◆ STATED TASK
From the listing that follows, extract every line and set it down unaltered.

◆ DATA EXTRACT
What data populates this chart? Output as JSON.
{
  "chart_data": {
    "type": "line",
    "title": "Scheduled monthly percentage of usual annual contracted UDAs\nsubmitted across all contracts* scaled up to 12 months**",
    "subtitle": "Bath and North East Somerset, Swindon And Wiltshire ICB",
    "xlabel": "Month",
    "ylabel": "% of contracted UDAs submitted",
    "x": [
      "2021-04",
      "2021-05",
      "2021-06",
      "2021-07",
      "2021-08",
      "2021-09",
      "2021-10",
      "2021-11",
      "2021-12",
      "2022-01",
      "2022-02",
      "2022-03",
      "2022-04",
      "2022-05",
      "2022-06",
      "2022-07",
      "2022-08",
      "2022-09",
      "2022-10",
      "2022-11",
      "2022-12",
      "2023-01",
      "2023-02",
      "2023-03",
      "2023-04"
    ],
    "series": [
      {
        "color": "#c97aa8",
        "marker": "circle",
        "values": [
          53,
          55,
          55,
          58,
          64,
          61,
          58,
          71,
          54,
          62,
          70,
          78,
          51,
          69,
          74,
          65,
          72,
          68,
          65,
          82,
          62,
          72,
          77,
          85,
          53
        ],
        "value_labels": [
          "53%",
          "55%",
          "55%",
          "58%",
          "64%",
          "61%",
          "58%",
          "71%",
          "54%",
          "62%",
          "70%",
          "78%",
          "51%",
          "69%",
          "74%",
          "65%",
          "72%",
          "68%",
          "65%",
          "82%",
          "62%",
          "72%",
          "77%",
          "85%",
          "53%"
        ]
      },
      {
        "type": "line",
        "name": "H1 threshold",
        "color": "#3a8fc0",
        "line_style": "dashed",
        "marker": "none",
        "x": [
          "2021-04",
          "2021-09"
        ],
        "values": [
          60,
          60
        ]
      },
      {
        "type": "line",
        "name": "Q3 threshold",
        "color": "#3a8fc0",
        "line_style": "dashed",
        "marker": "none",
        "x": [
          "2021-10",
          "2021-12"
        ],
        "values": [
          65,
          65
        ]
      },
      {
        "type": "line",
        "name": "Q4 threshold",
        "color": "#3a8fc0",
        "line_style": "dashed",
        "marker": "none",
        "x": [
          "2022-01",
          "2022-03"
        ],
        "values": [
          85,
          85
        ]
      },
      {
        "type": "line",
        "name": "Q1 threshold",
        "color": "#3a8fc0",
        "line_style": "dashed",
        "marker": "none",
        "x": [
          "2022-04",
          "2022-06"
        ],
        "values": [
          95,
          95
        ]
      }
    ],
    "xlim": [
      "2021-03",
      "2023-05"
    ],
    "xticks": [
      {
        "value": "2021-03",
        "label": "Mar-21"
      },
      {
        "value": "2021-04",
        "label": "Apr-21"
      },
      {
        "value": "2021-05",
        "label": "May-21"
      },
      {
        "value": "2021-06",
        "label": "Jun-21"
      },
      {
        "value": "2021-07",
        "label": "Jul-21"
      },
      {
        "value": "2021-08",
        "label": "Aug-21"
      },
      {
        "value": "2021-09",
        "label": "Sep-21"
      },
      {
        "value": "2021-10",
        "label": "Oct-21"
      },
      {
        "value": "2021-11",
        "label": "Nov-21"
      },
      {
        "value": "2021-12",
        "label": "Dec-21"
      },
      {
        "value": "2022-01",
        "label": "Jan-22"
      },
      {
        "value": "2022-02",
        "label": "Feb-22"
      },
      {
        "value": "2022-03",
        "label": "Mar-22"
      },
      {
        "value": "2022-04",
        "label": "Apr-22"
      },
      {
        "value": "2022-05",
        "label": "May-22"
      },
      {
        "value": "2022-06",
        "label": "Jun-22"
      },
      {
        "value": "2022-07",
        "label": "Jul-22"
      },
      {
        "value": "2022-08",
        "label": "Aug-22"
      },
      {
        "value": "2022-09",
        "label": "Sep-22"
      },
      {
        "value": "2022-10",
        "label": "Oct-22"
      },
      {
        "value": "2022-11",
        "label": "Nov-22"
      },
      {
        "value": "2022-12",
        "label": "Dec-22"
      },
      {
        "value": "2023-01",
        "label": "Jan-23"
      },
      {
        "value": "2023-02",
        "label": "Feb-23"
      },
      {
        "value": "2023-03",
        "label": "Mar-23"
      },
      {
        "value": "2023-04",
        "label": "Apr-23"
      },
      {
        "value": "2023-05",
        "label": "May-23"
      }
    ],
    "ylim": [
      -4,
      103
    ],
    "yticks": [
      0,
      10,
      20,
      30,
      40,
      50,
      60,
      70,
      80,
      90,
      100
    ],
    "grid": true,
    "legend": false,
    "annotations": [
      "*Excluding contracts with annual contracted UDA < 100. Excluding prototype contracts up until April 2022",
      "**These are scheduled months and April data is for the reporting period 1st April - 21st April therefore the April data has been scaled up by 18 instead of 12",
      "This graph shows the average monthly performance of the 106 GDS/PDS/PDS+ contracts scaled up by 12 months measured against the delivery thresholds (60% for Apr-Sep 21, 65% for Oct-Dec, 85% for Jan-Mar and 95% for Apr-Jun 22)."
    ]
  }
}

◆ TASK SOLUTION
What data populates this chart? Output as JSON.
{
  "chart_data": {
    "type": "line",
    "title": "Scheduled monthly percentage of usual annual contracted UDAs\nsubmitted across all contracts* scaled up to 12 months**",
    "subtitle": "Bath and North East Somerset, Swindon And Wiltshire ICB",
    "xlabel": "Month",
    "ylabel": "% of contracted UDAs submitted",
    "x": [
      "2021-04",
      "2021-05",
      "2021-06",
      "2021-07",
      "2021-08",
      "2021-09",
      "2021-10",
      "2021-11",
      "2021-12",
      "2022-01",
      "2022-02",
      "2022-03",
      "2022-04",
      "2022-05",
      "2022-06",
      "2022-07",
      "2022-08",
      "2022-09",
      "2022-10",
      "2022-11",
      "2022-12",
      "2023-01",
      "2023-02",
      "2023-03",
      "2023-04"
    ],
    "series": [
      {
        "color": "#c97aa8",
        "marker": "circle",
        "values": [
          53,
          55,
          55,
          58,
          64,
          61,
          58,
          71,
          54,
          62,
          70,
          78,
          51,
          69,
          74,
          65,
          72,
          68,
          65,
          82,
          62,
          72,
          77,
          85,
          53
        ],
        "value_labels": [
          "53%",
          "55%",
          "55%",
          "58%",
          "64%",
          "61%",
          "58%",
          "71%",
          "54%",
          "62%",
          "70%",
          "78%",
          "51%",
          "69%",
          "74%",
          "65%",
          "72%",
          "68%",
          "65%",
          "82%",
          "62%",
          "72%",
          "77%",
          "85%",
          "53%"
        ]
      },
      {
        "type": "line",
        "name": "H1 threshold",
        "color": "#3a8fc0",
        "line_style": "dashed",
        "marker": "none",
        "x": [
          "2021-04",
          "2021-09"
        ],
        "values": [
          60,
          60
        ]
      },
      {
        "type": "line",
        "name": "Q3 threshold",
        "color": "#3a8fc0",
        "line_style": "dashed",
        "marker": "none",
        "x": [
          "2021-10",
          "2021-12"
        ],
        "values": [
          65,
          65
        ]
      },
      {
        "type": "line",
        "name": "Q4 threshold",
        "color": "#3a8fc0",
        "line_style": "dashed",
        "marker": "none",
        "x": [
          "2022-01",
          "2022-03"
        ],
        "values": [
          85,
          85
        ]
      },
      {
        "type": "line",
        "name": "Q1 threshold",
        "color": "#3a8fc0",
        "line_style": "dashed",
        "marker": "none",
        "x": [
          "2022-04",
          "2022-06"
        ],
        "values": [
          95,
          95
        ]
      }
    ],
    "xlim": [
      "2021-03",
      "2023-05"
    ],
    "xticks": [
      {
        "value": "2021-03",
        "label": "Mar-21"
      },
      {
        "value": "2021-04",
        "label": "Apr-21"
      },
      {
        "value": "2021-05",
        "label": "May-21"
      },
      {
        "value": "2021-06",
        "label": "Jun-21"
      },
      {
        "value": "2021-07",
        "label": "Jul-21"
      },
      {
        "value": "2021-08",
        "label": "Aug-21"
      },
      {
        "value": "2021-09",
        "label": "Sep-21"
      },
      {
        "value": "2021-10",
        "label": "Oct-21"
      },
      {
        "value": "2021-11",
        "label": "Nov-21"
      },
      {
        "value": "2021-12",
        "label": "Dec-21"
      },
      {
        "value": "2022-01",
        "label": "Jan-22"
      },
      {
        "value": "2022-02",
        "label": "Feb-22"
      },
      {
        "value": "2022-03",
        "label": "Mar-22"
      },
      {
        "value": "2022-04",
        "label": "Apr-22"
      },
      {
        "value": "2022-05",
        "label": "May-22"
      },
      {
        "value": "2022-06",
        "label": "Jun-22"
      },
      {
        "value": "2022-07",
        "label": "Jul-22"
      },
      {
        "value": "2022-08",
        "label": "Aug-22"
      },
      {
        "value": "2022-09",
        "label": "Sep-22"
      },
      {
        "value": "2022-10",
        "label": "Oct-22"
      },
      {
        "value": "2022-11",
        "label": "Nov-22"
      },
      {
        "value": "2022-12",
        "label": "Dec-22"
      },
      {
        "value": "2023-01",
        "label": "Jan-23"
      },
      {
        "value": "2023-02",
        "label": "Feb-23"
      },
      {
        "value": "2023-03",
        "label": "Mar-23"
      },
      {
        "value": "2023-04",
        "label": "Apr-23"
      },
      {
        "value": "2023-05",
        "label": "May-23"
      }
    ],
    "ylim": [
      -4,
      103
    ],
    "yticks": [
      0,
      10,
      20,
      30,
      40,
      50,
      60,
      70,
      80,
      90,
      100
    ],
    "grid": true,
    "legend": false,
    "annotations": [
      "*Excluding contracts with annual contracted UDA < 100. Excluding prototype contracts up until April 2022",
      "**These are scheduled months and April data is for the reporting period 1st April - 21st April therefore the April data has been scaled up by 18 instead of 12",
      "This graph shows the average monthly performance of the 106 GDS/PDS/PDS+ contracts scaled up by 12 months measured against the delivery thresholds (60% for Apr-Sep 21, 65% for Oct-Dec, 85% for Jan-Mar and 95% for Apr-Jun 22)."
    ]
  }
}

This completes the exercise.